* Provided data:
----

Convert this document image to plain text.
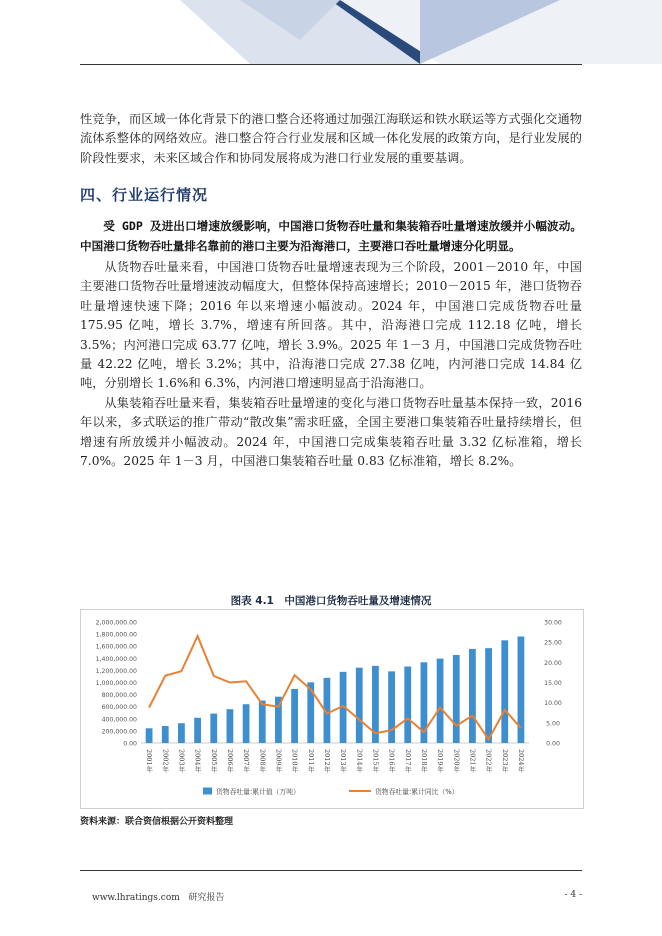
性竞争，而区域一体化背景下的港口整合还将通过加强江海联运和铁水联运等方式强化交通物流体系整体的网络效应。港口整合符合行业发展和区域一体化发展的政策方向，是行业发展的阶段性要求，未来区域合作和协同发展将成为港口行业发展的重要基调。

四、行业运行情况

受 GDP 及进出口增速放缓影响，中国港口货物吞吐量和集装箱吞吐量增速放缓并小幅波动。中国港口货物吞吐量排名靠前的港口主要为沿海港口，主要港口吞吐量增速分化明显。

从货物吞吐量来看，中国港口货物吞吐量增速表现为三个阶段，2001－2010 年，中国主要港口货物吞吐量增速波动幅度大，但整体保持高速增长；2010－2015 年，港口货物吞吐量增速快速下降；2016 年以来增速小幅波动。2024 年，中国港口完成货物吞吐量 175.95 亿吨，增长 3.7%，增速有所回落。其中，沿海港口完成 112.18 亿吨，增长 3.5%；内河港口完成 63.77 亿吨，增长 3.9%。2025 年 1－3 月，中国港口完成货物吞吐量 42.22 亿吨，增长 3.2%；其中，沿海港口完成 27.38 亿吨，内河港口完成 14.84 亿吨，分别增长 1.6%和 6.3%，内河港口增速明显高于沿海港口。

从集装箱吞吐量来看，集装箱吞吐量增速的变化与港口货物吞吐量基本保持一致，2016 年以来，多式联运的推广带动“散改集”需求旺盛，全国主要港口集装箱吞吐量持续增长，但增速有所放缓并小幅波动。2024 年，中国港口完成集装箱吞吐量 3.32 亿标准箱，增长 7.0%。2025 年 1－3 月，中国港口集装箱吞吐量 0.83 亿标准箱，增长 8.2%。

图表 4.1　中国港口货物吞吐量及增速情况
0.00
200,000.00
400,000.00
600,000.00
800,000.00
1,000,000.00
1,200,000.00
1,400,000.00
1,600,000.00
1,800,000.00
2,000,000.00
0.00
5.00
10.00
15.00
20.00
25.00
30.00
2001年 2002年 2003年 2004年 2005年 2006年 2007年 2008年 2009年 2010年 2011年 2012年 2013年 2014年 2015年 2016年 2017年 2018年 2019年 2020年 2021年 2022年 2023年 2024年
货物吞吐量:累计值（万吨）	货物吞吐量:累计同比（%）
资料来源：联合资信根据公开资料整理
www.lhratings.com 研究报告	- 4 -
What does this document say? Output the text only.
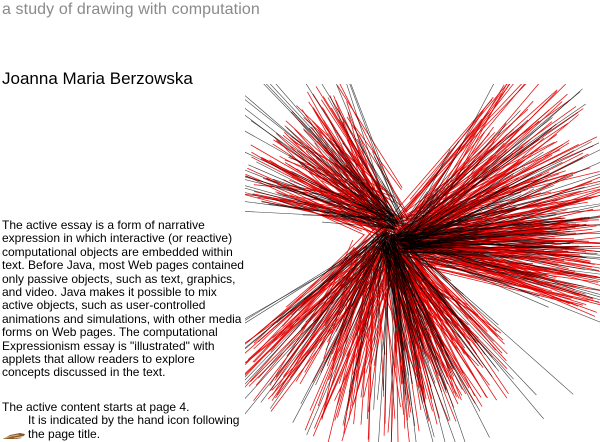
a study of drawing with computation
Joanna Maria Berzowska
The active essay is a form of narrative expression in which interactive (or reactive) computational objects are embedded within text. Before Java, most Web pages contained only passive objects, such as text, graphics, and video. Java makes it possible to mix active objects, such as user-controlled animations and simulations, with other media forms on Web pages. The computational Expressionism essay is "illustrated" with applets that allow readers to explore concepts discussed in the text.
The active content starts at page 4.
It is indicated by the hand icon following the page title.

----

* What the task requires:
Determine how many lines in the listing above hold the string "text", then write only the number.

* Solution for this exercise:
3